Data for the task —

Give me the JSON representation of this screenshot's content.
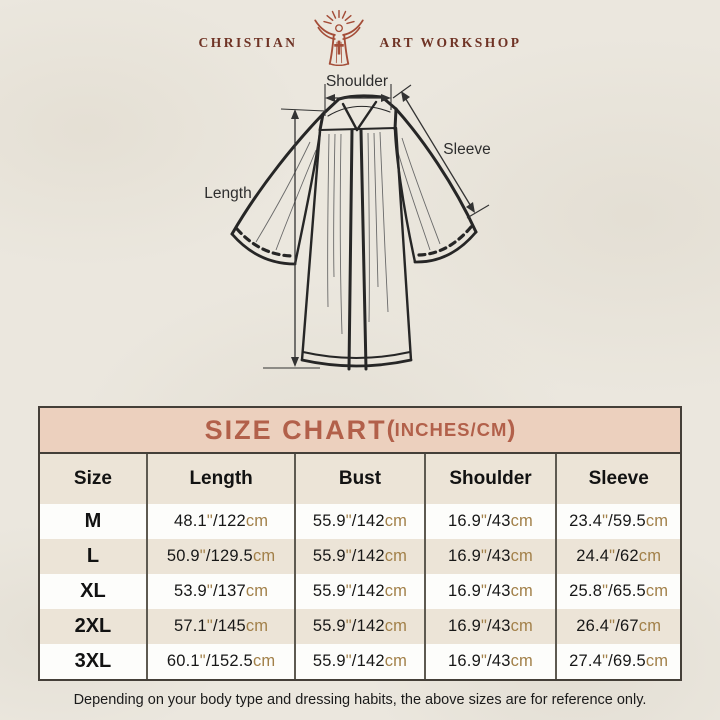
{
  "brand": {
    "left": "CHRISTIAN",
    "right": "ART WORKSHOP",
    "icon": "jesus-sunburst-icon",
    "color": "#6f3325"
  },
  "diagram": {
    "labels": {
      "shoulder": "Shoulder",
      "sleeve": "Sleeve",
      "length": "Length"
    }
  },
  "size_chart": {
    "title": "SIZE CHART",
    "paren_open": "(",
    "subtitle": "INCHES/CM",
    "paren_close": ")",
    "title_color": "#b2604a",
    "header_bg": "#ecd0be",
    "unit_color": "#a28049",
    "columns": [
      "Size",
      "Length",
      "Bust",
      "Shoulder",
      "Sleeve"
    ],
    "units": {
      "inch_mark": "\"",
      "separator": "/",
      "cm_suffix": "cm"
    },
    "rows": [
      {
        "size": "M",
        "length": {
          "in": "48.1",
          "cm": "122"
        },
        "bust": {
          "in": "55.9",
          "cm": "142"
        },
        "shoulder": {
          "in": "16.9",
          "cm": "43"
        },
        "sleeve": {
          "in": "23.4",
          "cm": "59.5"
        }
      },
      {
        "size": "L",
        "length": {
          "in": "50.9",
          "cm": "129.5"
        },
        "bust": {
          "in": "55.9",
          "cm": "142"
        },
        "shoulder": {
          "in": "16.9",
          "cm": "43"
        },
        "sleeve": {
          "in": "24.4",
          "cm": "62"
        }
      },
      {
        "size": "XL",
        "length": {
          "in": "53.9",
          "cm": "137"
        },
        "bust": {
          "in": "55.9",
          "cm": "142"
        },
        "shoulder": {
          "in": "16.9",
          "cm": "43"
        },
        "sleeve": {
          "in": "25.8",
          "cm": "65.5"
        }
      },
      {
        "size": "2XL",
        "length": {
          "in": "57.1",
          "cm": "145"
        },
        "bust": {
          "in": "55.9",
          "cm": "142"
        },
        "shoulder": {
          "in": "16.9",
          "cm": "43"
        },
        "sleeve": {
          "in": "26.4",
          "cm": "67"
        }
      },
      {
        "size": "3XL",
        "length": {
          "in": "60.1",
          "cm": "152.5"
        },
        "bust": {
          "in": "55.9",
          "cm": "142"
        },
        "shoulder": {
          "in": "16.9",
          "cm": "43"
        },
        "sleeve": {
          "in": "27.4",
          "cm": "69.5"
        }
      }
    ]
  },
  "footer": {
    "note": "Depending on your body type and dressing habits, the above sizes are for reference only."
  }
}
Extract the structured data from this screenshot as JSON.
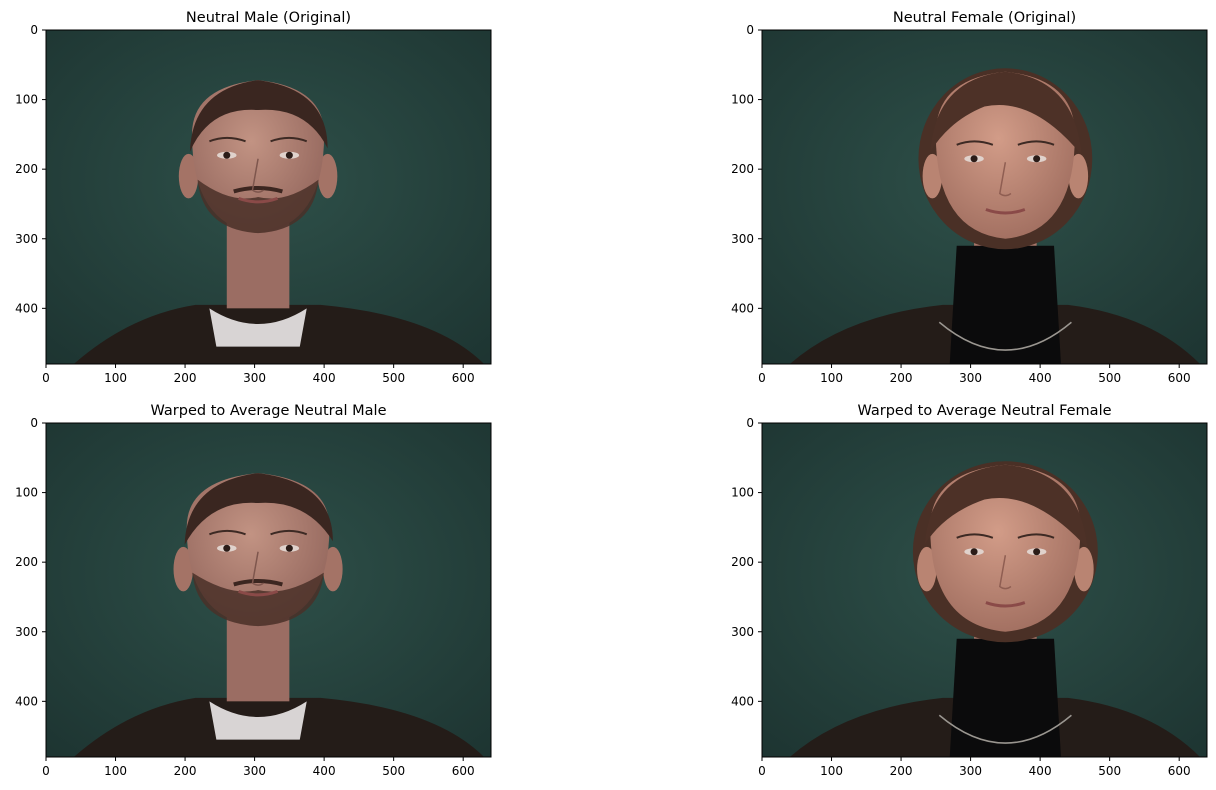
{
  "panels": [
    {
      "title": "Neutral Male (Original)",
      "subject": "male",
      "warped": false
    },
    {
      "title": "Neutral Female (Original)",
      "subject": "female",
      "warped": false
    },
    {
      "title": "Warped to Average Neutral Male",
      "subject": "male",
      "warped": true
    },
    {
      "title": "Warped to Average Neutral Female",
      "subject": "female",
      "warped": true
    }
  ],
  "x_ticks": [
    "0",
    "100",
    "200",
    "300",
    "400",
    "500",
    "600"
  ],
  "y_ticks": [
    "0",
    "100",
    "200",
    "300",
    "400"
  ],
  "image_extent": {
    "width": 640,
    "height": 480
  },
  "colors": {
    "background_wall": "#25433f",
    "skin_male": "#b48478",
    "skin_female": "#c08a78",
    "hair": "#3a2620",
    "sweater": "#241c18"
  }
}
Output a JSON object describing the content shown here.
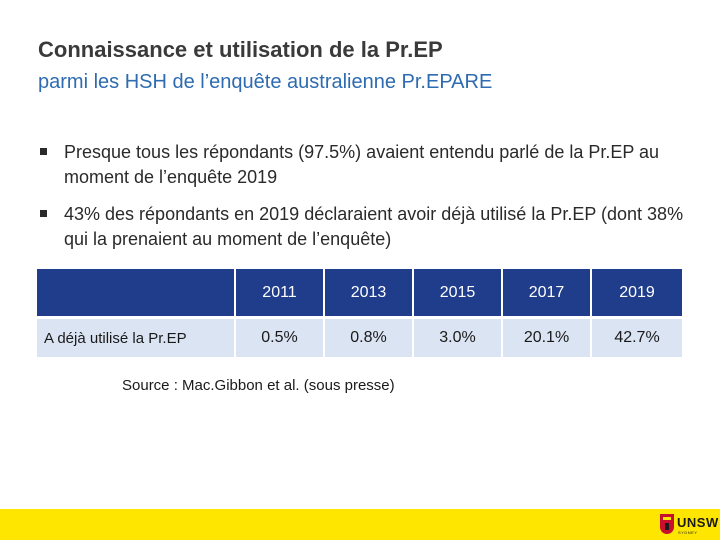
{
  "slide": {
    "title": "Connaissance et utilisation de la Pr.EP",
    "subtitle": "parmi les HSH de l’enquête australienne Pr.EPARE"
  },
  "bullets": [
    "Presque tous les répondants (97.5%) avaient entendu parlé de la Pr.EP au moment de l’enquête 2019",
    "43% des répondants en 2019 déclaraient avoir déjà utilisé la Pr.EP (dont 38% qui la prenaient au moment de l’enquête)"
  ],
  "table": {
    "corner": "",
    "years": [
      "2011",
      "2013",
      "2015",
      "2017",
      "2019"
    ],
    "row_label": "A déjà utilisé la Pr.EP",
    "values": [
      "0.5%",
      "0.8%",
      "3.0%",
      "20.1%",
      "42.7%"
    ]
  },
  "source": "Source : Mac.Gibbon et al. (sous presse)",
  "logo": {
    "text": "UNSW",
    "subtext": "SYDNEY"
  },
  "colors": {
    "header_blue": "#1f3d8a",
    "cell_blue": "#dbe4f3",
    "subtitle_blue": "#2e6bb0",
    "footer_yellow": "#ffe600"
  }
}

Stated exercise —
Work through the records line by line and tally those holding "enquête". Reply with the number alone.

Output of the exercise —
3